## OBJECTIVE
Copy every line of the data that includes the string "nghiệp".

## LISTED RECORDS
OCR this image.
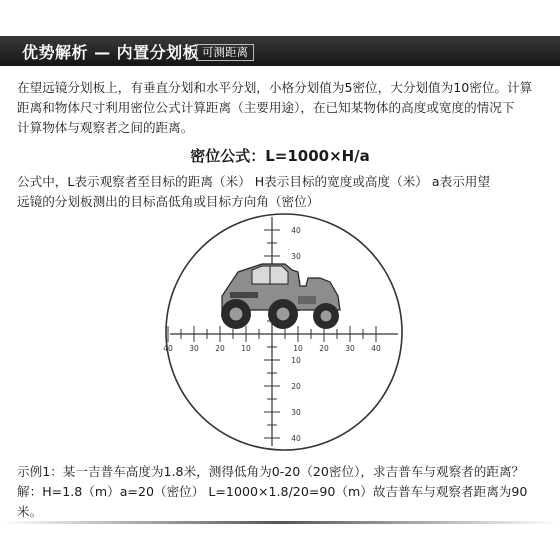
优势解析 — 内置分划板 可测距离
在望远镜分划板上，有垂直分划和水平分划，小格分划值为5密位，大分划值为10密位。计算
距离和物体尺寸利用密位公式计算距离（主要用途），在已知某物体的高度或宽度的情况下
计算物体与观察者之间的距离。
密位公式：L=1000×H/a
公式中，L表示观察者至目标的距离（米） H表示目标的宽度或高度（米） a表示用望
远镜的分划板测出的目标高低角或目标方向角（密位）
40 30 20 10	10 20 30 40
40
30
10
20
30
40
示例1：某一吉普车高度为1.8米，测得低角为0-20（20密位），求吉普车与观察者的距离？
解：H=1.8（m）a=20（密位） L=1000×1.8/20=90（m）故吉普车与观察者距离为90米。
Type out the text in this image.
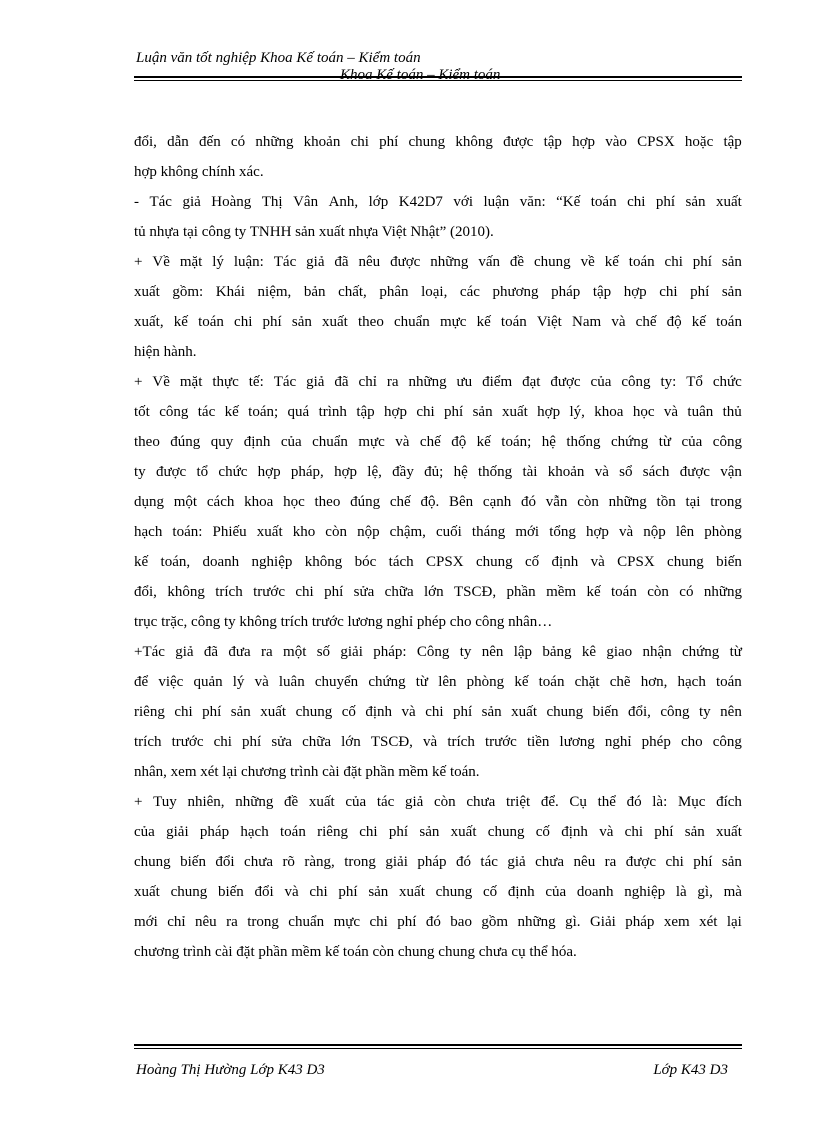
Luận văn tốt nghiệp Khoa Kế toán – Kiểm toán
Khoa Kế toán – Kiểm toán
đổi, dẫn đến có những khoản chi phí chung không được tập hợp vào CPSX hoặc tập
hợp không chính xác.
- Tác giả Hoàng Thị Vân Anh, lớp K42D7 với luận văn: “Kế toán chi phí sản xuất
tủ nhựa tại công ty TNHH sản xuất nhựa Việt Nhật” (2010).
+ Về mặt lý luận: Tác giả đã nêu được những vấn đề chung về kế toán chi phí sản
xuất gồm: Khái niệm, bản chất, phân loại, các phương pháp tập hợp chi phí sản
xuất, kế toán chi phí sản xuất theo chuẩn mực kế toán Việt Nam và chế độ kế toán
hiện hành.
+ Về mặt thực tế: Tác giả đã chỉ ra những ưu điểm đạt được của công ty: Tổ chức
tốt công tác kế toán; quá trình tập hợp chi phí sản xuất hợp lý, khoa học và tuân thủ
theo đúng quy định của chuẩn mực và chế độ kế toán; hệ thống chứng từ của công
ty được tổ chức hợp pháp, hợp lệ, đầy đủ; hệ thống tài khoản và sổ sách được vận
dụng một cách khoa học theo đúng chế độ. Bên cạnh đó vẫn còn những tồn tại trong
hạch toán: Phiếu xuất kho còn nộp chậm, cuối tháng mới tổng hợp và nộp lên phòng
kế toán, doanh nghiệp không bóc tách CPSX chung cố định và CPSX chung biến
đổi, không trích trước chi phí sửa chữa lớn TSCĐ, phần mềm kế toán còn có những
trục trặc, công ty không trích trước lương nghỉ phép cho công nhân…
+Tác giả đã đưa ra một số giải pháp: Công ty nên lập bảng kê giao nhận chứng từ
để việc quản lý và luân chuyển chứng từ lên phòng kế toán chặt chẽ hơn, hạch toán
riêng chi phí sản xuất chung cố định và chi phí sản xuất chung biến đổi, công ty nên
trích trước chi phí sửa chữa lớn TSCĐ, và trích trước tiền lương nghỉ phép cho công
nhân, xem xét lại chương trình cài đặt phần mềm kế toán.
+ Tuy nhiên, những đề xuất của tác giả còn chưa triệt để. Cụ thể đó là: Mục đích
của giải pháp hạch toán riêng chi phí sản xuất chung cố định và chi phí sản xuất
chung biến đổi chưa rõ ràng, trong giải pháp đó tác giả chưa nêu ra được chi phí sản
xuất chung biến đổi và chi phí sản xuất chung cố định của doanh nghiệp là gì, mà
mới chỉ nêu ra trong chuẩn mực chi phí đó bao gồm những gì. Giải pháp xem xét lại
chương trình cài đặt phần mềm kế toán còn chung chung chưa cụ thể hóa.
Hoàng Thị Hường Lớp K43 D3	Lớp K43 D3
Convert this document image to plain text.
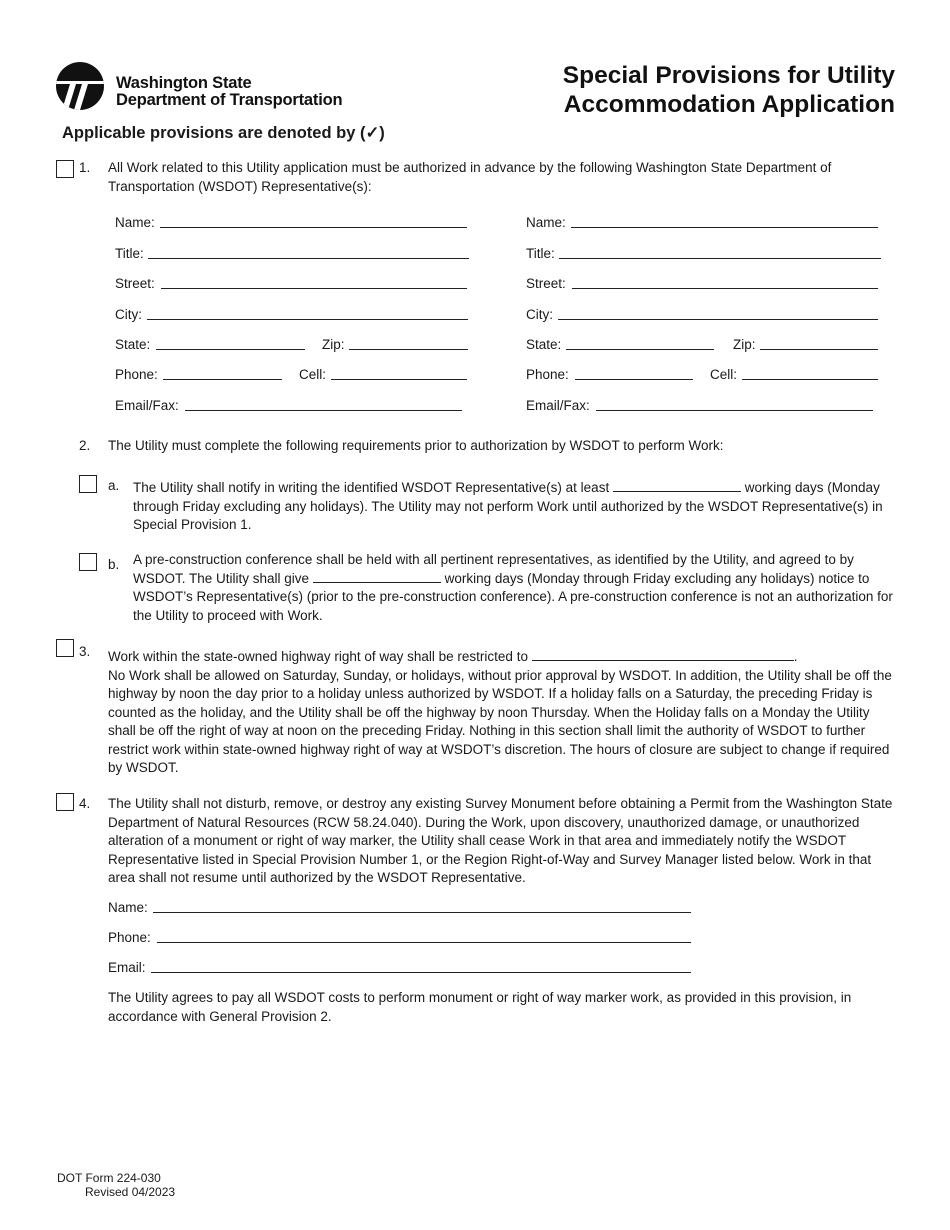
Washington State
Department of Transportation
Special Provisions for Utility
Accommodation Application
Applicable provisions are denoted by (✓)
1. All Work related to this Utility application must be authorized in advance by the following Washington State Department of Transportation (WSDOT) Representative(s):
Name:
Title:
Street:
City:
State:	Zip:
Phone:	Cell:
Email/Fax:
Name:
Title:
Street:
City:
State:	Zip:
Phone:	Cell:
Email/Fax:
2. The Utility must complete the following requirements prior to authorization by WSDOT to perform Work:
a. The Utility shall notify in writing the identified WSDOT Representative(s) at least	working days (Monday through Friday excluding any holidays). The Utility may not perform Work until authorized by the WSDOT Representative(s) in Special Provision 1.
b. A pre-construction conference shall be held with all pertinent representatives, as identified by the Utility, and agreed to by WSDOT. The Utility shall give	working days (Monday through Friday excluding any holidays) notice to WSDOT’s Representative(s) (prior to the pre-construction conference). A pre-construction conference is not an authorization for the Utility to proceed with Work.
3. Work within the state-owned highway right of way shall be restricted to	.
No Work shall be allowed on Saturday, Sunday, or holidays, without prior approval by WSDOT. In addition, the Utility shall be off the highway by noon the day prior to a holiday unless authorized by WSDOT. If a holiday falls on a Saturday, the preceding Friday is counted as the holiday, and the Utility shall be off the highway by noon Thursday. When the Holiday falls on a Monday the Utility shall be off the right of way at noon on the preceding Friday. Nothing in this section shall limit the authority of WSDOT to further restrict work within state-owned highway right of way at WSDOT’s discretion. The hours of closure are subject to change if required by WSDOT.
4. The Utility shall not disturb, remove, or destroy any existing Survey Monument before obtaining a Permit from the Washington State Department of Natural Resources (RCW 58.24.040). During the Work, upon discovery, unauthorized damage, or unauthorized alteration of a monument or right of way marker, the Utility shall cease Work in that area and immediately notify the WSDOT Representative listed in Special Provision Number 1, or the Region Right-of-Way and Survey Manager listed below. Work in that area shall not resume until authorized by the WSDOT Representative.
Name:
Phone:
Email:
The Utility agrees to pay all WSDOT costs to perform monument or right of way marker work, as provided in this provision, in accordance with General Provision 2.
DOT Form 224-030
Revised 04/2023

## EXERCISE RESPONSE
Luận văn tốt nghiệp Khoa Kế toán – Kiểm toán
kế toán, doanh nghiệp không bóc tách CPSX chung cố định và CPSX chung biến
xuất chung biến đổi và chi phí sản xuất chung cố định của doanh nghiệp là gì, mà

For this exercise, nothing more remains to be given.